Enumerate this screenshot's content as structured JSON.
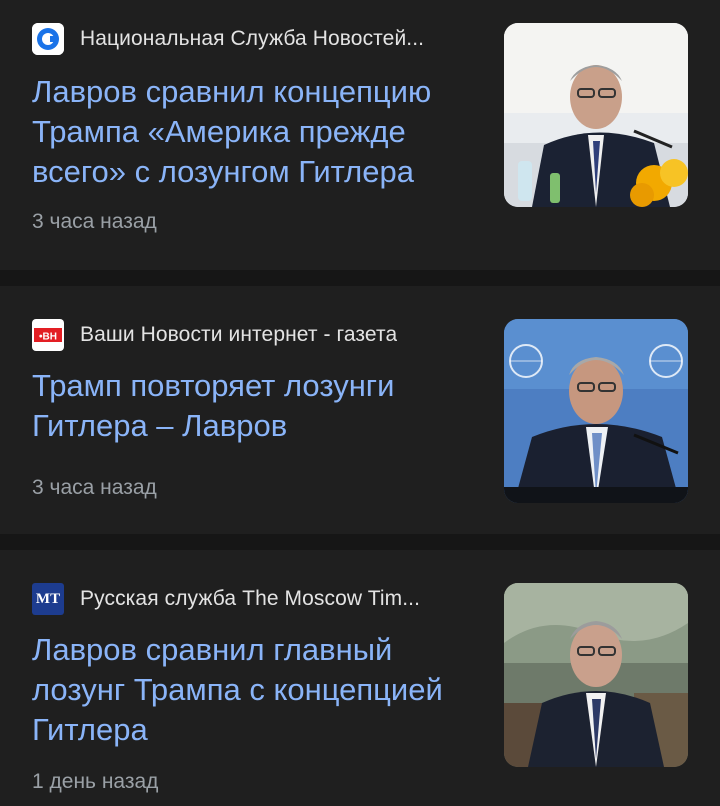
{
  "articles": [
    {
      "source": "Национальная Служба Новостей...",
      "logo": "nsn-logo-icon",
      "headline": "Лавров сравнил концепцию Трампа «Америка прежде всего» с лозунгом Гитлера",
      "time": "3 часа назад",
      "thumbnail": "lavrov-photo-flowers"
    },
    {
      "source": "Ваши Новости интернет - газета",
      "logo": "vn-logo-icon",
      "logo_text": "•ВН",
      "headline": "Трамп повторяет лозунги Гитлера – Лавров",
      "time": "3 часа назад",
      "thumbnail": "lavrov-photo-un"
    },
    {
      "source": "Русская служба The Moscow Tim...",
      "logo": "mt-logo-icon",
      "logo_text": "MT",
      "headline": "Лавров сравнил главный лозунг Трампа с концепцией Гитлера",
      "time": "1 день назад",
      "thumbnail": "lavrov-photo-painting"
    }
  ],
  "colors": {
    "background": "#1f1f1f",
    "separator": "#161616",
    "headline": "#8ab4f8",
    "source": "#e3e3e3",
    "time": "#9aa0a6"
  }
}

═══

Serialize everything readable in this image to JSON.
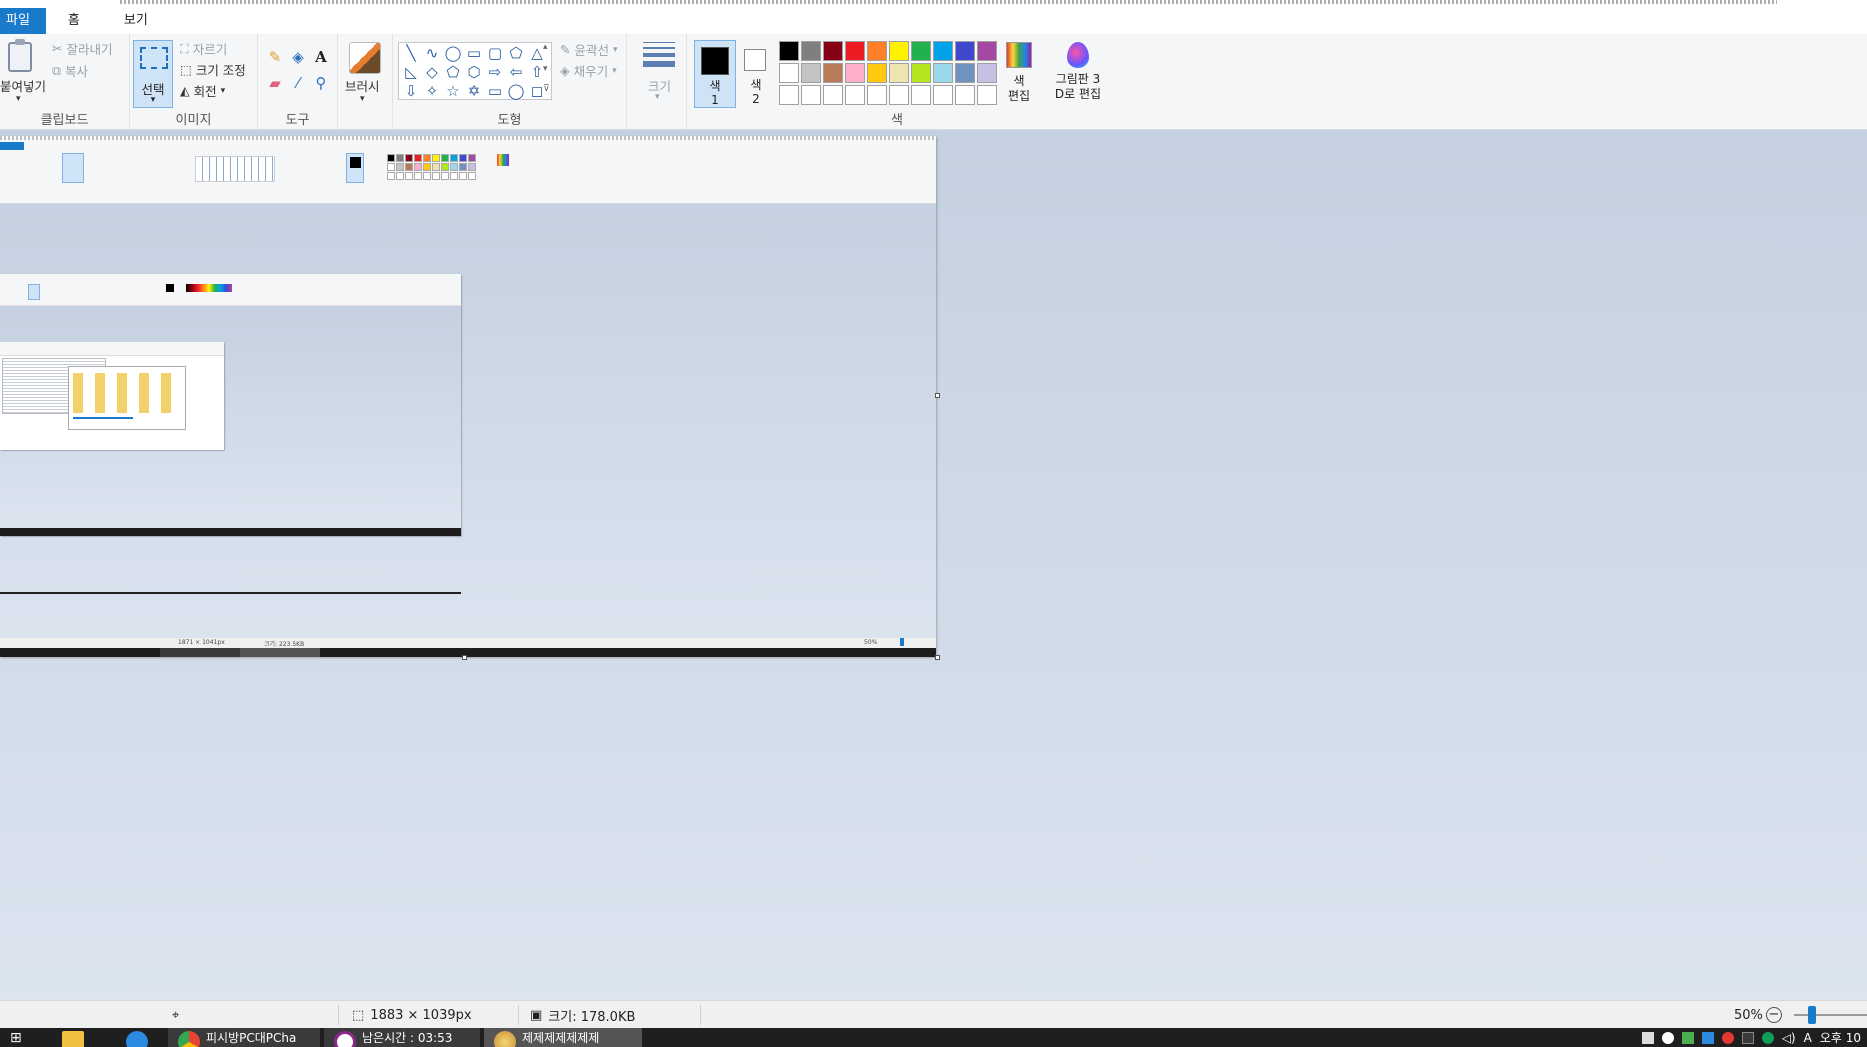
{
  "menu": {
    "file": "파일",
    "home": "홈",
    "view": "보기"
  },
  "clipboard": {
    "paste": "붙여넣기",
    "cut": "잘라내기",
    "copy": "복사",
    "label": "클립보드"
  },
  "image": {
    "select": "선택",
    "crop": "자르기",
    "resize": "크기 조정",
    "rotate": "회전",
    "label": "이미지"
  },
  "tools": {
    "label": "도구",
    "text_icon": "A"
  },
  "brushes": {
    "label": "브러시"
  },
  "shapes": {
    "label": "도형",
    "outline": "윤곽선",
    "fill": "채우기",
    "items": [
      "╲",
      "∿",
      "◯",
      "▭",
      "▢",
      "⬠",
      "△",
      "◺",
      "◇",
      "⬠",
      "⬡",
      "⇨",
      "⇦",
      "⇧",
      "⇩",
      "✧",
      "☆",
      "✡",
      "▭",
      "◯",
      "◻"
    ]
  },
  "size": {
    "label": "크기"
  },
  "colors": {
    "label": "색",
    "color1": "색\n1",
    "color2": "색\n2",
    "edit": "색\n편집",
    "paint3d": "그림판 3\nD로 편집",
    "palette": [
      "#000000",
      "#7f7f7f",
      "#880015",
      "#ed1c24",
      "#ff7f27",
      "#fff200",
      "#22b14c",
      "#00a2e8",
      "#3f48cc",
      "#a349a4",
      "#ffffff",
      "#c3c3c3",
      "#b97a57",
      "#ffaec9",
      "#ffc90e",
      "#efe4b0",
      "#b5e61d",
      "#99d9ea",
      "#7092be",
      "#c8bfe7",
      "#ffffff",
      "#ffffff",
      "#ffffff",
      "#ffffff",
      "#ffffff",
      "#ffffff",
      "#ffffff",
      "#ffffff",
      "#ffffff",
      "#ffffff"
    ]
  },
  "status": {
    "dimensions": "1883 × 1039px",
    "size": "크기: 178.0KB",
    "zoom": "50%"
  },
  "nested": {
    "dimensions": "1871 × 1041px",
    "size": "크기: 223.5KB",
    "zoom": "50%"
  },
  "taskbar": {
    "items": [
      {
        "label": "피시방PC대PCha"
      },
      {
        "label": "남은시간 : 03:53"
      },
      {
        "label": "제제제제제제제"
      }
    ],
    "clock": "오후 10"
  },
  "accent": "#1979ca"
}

═══

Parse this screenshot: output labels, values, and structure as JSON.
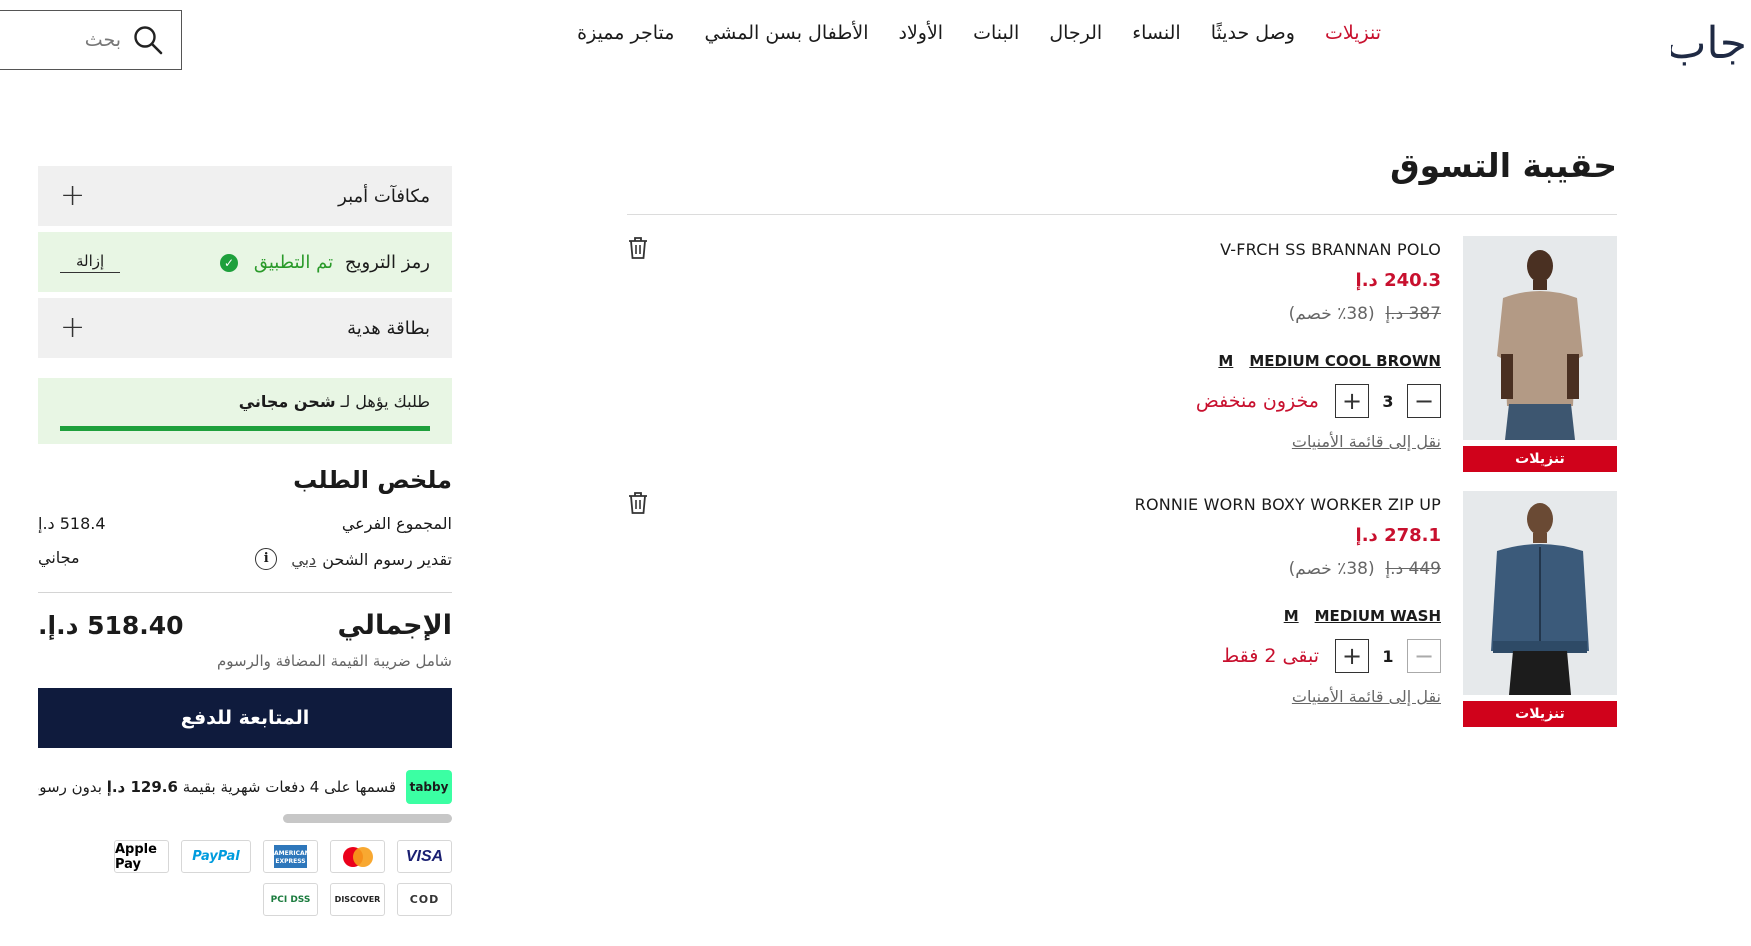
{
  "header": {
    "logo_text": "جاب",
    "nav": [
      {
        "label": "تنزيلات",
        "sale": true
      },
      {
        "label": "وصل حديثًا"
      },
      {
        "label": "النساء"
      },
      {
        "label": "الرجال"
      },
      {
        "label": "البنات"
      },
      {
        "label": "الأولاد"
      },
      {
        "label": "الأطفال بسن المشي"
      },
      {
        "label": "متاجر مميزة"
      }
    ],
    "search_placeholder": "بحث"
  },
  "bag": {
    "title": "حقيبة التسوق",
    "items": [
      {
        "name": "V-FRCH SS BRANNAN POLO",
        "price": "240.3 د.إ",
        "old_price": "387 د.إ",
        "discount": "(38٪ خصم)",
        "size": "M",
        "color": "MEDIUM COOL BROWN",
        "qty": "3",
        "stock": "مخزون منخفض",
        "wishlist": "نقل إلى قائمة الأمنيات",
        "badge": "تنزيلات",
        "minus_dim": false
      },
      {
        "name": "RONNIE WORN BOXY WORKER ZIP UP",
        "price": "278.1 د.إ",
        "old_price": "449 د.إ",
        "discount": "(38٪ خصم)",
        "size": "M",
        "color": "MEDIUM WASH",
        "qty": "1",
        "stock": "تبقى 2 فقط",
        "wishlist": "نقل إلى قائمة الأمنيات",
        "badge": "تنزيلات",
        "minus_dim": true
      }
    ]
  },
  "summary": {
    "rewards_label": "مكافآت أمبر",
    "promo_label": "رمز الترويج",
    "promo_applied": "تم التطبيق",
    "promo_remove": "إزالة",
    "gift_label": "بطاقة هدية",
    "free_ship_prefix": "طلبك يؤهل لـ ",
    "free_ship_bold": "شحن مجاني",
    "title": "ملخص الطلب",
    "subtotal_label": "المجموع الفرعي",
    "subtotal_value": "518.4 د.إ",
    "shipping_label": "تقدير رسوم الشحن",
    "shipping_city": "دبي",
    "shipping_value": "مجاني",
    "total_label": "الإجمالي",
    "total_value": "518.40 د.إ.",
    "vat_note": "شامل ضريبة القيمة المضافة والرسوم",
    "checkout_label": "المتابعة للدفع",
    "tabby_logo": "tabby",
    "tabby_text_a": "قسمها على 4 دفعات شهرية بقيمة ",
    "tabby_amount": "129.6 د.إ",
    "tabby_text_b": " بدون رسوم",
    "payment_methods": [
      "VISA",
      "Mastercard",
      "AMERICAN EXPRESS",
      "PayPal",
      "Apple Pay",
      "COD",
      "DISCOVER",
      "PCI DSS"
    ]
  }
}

═══

--- EXERCISE BRIEF ---
Pick out every line above that contains the word "Трампа" and copy it.

--- SOLUTION FOR THIS EXERCISE ---
      "headline": "Лавров сравнил концепцию Трампа «Америка прежде всего» с лозунгом Гитлера",
      "headline": "Лавров сравнил главный лозунг Трампа с концепцией Гитлера",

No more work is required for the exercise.